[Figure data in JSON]
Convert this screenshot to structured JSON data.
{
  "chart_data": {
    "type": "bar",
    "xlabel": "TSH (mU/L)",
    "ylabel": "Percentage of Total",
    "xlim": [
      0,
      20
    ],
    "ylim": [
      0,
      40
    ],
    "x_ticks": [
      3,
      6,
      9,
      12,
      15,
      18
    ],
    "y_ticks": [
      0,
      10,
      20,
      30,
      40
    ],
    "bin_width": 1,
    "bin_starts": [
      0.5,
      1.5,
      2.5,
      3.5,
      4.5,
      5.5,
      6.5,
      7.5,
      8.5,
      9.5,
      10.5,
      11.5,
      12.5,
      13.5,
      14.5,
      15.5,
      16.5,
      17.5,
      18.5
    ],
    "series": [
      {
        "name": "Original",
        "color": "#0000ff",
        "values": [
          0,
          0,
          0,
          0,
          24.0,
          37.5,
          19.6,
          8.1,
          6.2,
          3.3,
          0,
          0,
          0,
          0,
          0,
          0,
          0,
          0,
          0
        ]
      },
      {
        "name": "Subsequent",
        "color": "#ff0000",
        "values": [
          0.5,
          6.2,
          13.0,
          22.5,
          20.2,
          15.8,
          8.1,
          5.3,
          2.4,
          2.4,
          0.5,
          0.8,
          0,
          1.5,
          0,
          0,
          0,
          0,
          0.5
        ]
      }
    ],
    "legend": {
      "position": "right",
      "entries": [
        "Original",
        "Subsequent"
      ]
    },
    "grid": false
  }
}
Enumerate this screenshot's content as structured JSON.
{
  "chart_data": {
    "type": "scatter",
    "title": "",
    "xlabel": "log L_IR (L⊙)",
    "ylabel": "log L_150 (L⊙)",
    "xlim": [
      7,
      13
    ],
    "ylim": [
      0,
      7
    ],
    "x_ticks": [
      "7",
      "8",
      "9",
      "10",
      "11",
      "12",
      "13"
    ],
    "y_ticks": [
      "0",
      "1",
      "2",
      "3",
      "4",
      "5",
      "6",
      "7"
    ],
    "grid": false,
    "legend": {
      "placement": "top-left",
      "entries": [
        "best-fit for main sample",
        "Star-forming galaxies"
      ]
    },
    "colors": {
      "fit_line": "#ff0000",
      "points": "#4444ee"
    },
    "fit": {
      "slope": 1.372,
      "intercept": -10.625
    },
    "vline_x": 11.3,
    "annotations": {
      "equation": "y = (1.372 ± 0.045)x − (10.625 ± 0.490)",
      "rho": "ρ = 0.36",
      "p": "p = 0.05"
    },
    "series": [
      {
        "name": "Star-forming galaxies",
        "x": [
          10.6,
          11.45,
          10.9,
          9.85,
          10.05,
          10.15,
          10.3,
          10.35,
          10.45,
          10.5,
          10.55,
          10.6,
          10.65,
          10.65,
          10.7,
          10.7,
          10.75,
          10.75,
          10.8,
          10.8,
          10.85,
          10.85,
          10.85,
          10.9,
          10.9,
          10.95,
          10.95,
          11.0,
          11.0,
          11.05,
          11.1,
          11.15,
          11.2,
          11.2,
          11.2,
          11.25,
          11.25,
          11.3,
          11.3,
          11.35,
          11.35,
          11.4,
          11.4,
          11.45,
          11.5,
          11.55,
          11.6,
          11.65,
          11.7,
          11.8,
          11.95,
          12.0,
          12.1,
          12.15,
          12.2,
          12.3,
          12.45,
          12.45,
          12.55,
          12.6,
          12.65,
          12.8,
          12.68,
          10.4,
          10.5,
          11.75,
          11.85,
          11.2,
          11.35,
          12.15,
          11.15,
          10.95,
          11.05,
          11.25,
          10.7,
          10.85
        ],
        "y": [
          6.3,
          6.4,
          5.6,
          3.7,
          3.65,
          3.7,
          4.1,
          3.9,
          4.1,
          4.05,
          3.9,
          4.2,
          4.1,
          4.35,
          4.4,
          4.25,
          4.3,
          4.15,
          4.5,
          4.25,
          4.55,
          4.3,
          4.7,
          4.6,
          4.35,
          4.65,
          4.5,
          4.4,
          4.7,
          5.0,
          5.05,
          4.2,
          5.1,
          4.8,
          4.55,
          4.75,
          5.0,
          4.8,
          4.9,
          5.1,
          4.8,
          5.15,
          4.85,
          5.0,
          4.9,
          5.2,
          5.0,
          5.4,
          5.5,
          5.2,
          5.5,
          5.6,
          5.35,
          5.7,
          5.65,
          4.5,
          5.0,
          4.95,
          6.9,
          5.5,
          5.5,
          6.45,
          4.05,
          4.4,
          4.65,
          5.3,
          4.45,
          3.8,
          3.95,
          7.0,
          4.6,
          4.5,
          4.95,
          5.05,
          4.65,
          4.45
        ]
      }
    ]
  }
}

WHAT IS NEEDED: Transcribe each record exactly. Leave nothing out.

COMPLETE ANSWER:
Convert this screenshot to structured JSON data.
{
  "chart_data": {
    "type": "bar",
    "xlabel": "TSH (mU/L)",
    "ylabel": "Percentage of Total",
    "xlim": [
      0,
      20
    ],
    "ylim": [
      0,
      40
    ],
    "x_ticks": [
      3,
      6,
      9,
      12,
      15,
      18
    ],
    "y_ticks": [
      0,
      10,
      20,
      30,
      40
    ],
    "bin_width": 1,
    "bin_starts": [
      0.5,
      1.5,
      2.5,
      3.5,
      4.5,
      5.5,
      6.5,
      7.5,
      8.5,
      9.5,
      10.5,
      11.5,
      12.5,
      13.5,
      14.5,
      15.5,
      16.5,
      17.5,
      18.5
    ],
    "series": [
      {
        "name": "Original",
        "color": "#0000ff",
        "values": [
          0,
          0,
          0,
          0,
          24.0,
          37.5,
          19.6,
          8.1,
          6.2,
          3.3,
          0,
          0,
          0,
          0,
          0,
          0,
          0,
          0,
          0
        ]
      },
      {
        "name": "Subsequent",
        "color": "#ff0000",
        "values": [
          0.5,
          6.2,
          13.0,
          22.5,
          20.2,
          15.8,
          8.1,
          5.3,
          2.4,
          2.4,
          0.5,
          0.8,
          0,
          1.5,
          0,
          0,
          0,
          0,
          0.5
        ]
      }
    ],
    "legend": {
      "position": "right",
      "entries": [
        "Original",
        "Subsequent"
      ]
    },
    "grid": false
  }
}
Enumerate this screenshot's content as structured JSON.
{
  "chart_data": {
    "type": "scatter",
    "title": "",
    "xlabel": "log L_IR (L⊙)",
    "ylabel": "log L_150 (L⊙)",
    "xlim": [
      7,
      13
    ],
    "ylim": [
      0,
      7
    ],
    "x_ticks": [
      "7",
      "8",
      "9",
      "10",
      "11",
      "12",
      "13"
    ],
    "y_ticks": [
      "0",
      "1",
      "2",
      "3",
      "4",
      "5",
      "6",
      "7"
    ],
    "grid": false,
    "legend": {
      "placement": "top-left",
      "entries": [
        "best-fit for main sample",
        "Star-forming galaxies"
      ]
    },
    "colors": {
      "fit_line": "#ff0000",
      "points": "#4444ee"
    },
    "fit": {
      "slope": 1.372,
      "intercept": -10.625
    },
    "vline_x": 11.3,
    "annotations": {
      "equation": "y = (1.372 ± 0.045)x − (10.625 ± 0.490)",
      "rho": "ρ = 0.36",
      "p": "p = 0.05"
    },
    "series": [
      {
        "name": "Star-forming galaxies",
        "x": [
          10.6,
          11.45,
          10.9,
          9.85,
          10.05,
          10.15,
          10.3,
          10.35,
          10.45,
          10.5,
          10.55,
          10.6,
          10.65,
          10.65,
          10.7,
          10.7,
          10.75,
          10.75,
          10.8,
          10.8,
          10.85,
          10.85,
          10.85,
          10.9,
          10.9,
          10.95,
          10.95,
          11.0,
          11.0,
          11.05,
          11.1,
          11.15,
          11.2,
          11.2,
          11.2,
          11.25,
          11.25,
          11.3,
          11.3,
          11.35,
          11.35,
          11.4,
          11.4,
          11.45,
          11.5,
          11.55,
          11.6,
          11.65,
          11.7,
          11.8,
          11.95,
          12.0,
          12.1,
          12.15,
          12.2,
          12.3,
          12.45,
          12.45,
          12.55,
          12.6,
          12.65,
          12.8,
          12.68,
          10.4,
          10.5,
          11.75,
          11.85,
          11.2,
          11.35,
          12.15,
          11.15,
          10.95,
          11.05,
          11.25,
          10.7,
          10.85
        ],
        "y": [
          6.3,
          6.4,
          5.6,
          3.7,
          3.65,
          3.7,
          4.1,
          3.9,
          4.1,
          4.05,
          3.9,
          4.2,
          4.1,
          4.35,
          4.4,
          4.25,
          4.3,
          4.15,
          4.5,
          4.25,
          4.55,
          4.3,
          4.7,
          4.6,
          4.35,
          4.65,
          4.5,
          4.4,
          4.7,
          5.0,
          5.05,
          4.2,
          5.1,
          4.8,
          4.55,
          4.75,
          5.0,
          4.8,
          4.9,
          5.1,
          4.8,
          5.15,
          4.85,
          5.0,
          4.9,
          5.2,
          5.0,
          5.4,
          5.5,
          5.2,
          5.5,
          5.6,
          5.35,
          5.7,
          5.65,
          4.5,
          5.0,
          4.95,
          6.9,
          5.5,
          5.5,
          6.45,
          4.05,
          4.4,
          4.65,
          5.3,
          4.45,
          3.8,
          3.95,
          7.0,
          4.6,
          4.5,
          4.95,
          5.05,
          4.65,
          4.45
        ]
      }
    ]
  }
}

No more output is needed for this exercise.